▶ **Problem details**: Faithfully return all lines, omitting every embedded picture.

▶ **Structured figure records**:
---*---

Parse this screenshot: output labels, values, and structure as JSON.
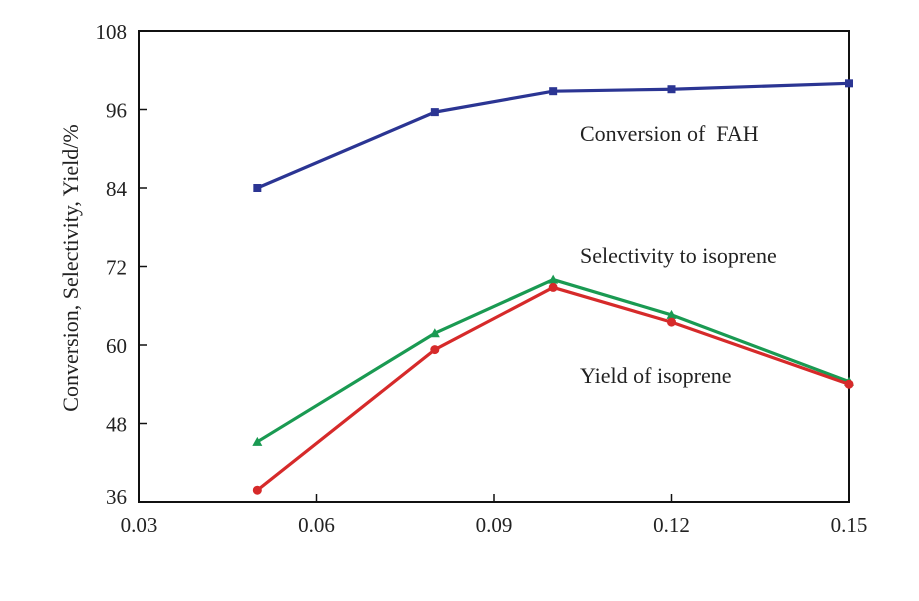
{
  "chart_data": {
    "type": "line",
    "title": "",
    "xlabel": "",
    "ylabel": "Conversion, Selectivity, Yield/%",
    "xlim": [
      0.03,
      0.15
    ],
    "ylim": [
      36,
      108
    ],
    "x_ticks": [
      "0.03",
      "0.06",
      "0.09",
      "0.12",
      "0.15"
    ],
    "y_ticks": [
      "36",
      "48",
      "60",
      "72",
      "84",
      "96",
      "108"
    ],
    "grid": false,
    "legend": "none",
    "x": [
      0.05,
      0.08,
      0.1,
      0.12,
      0.15
    ],
    "series": [
      {
        "name": "Conversion of  FAH",
        "values": [
          84.0,
          95.6,
          98.8,
          99.1,
          100.0
        ],
        "color": "#2b3593",
        "marker": "square"
      },
      {
        "name": "Selectivity to isoprene",
        "values": [
          45.2,
          61.8,
          70.0,
          64.6,
          54.4
        ],
        "color": "#1a9a52",
        "marker": "triangle"
      },
      {
        "name": "Yield of isoprene",
        "values": [
          37.8,
          59.3,
          68.8,
          63.5,
          54.0
        ],
        "color": "#d62a2a",
        "marker": "circle"
      }
    ]
  }
}
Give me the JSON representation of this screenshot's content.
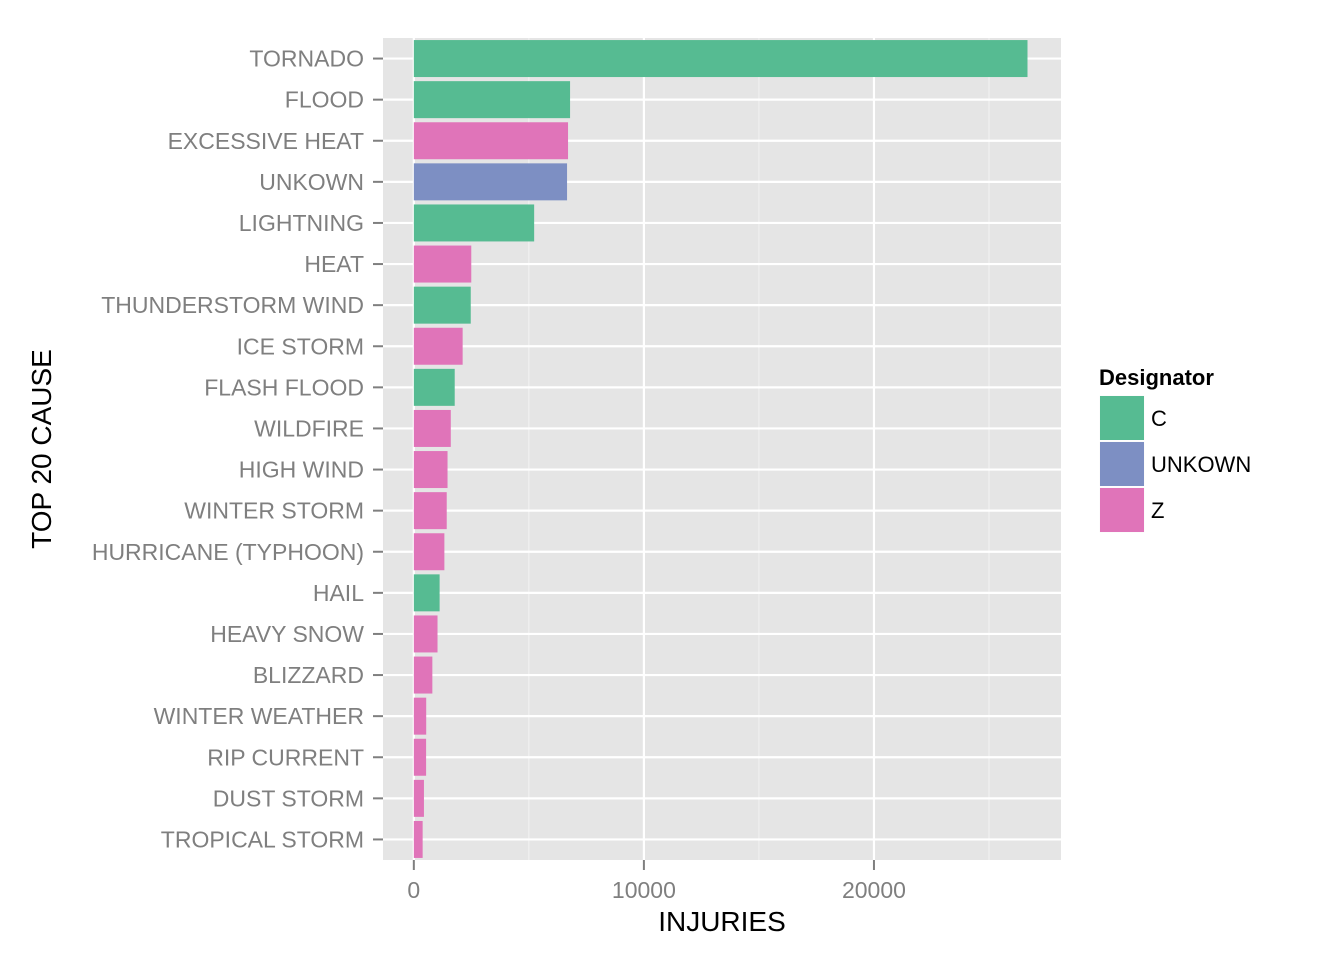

---*---

▶ **Worked solution**:
Parse this screenshot: output labels, values, and structure as JSON.
{
  "chart_data": {
    "type": "line",
    "title": "",
    "xlabel": "",
    "ylabel": "Conversion, Selectivity, Yield/%",
    "xlim": [
      0.03,
      0.15
    ],
    "ylim": [
      36,
      108
    ],
    "x_ticks": [
      "0.03",
      "0.06",
      "0.09",
      "0.12",
      "0.15"
    ],
    "y_ticks": [
      "36",
      "48",
      "60",
      "72",
      "84",
      "96",
      "108"
    ],
    "grid": false,
    "legend": "none",
    "x": [
      0.05,
      0.08,
      0.1,
      0.12,
      0.15
    ],
    "series": [
      {
        "name": "Conversion of  FAH",
        "values": [
          84.0,
          95.6,
          98.8,
          99.1,
          100.0
        ],
        "color": "#2b3593",
        "marker": "square"
      },
      {
        "name": "Selectivity to isoprene",
        "values": [
          45.2,
          61.8,
          70.0,
          64.6,
          54.4
        ],
        "color": "#1a9a52",
        "marker": "triangle"
      },
      {
        "name": "Yield of isoprene",
        "values": [
          37.8,
          59.3,
          68.8,
          63.5,
          54.0
        ],
        "color": "#d62a2a",
        "marker": "circle"
      }
    ]
  }
}
Give me the JSON representation of this screenshot's content.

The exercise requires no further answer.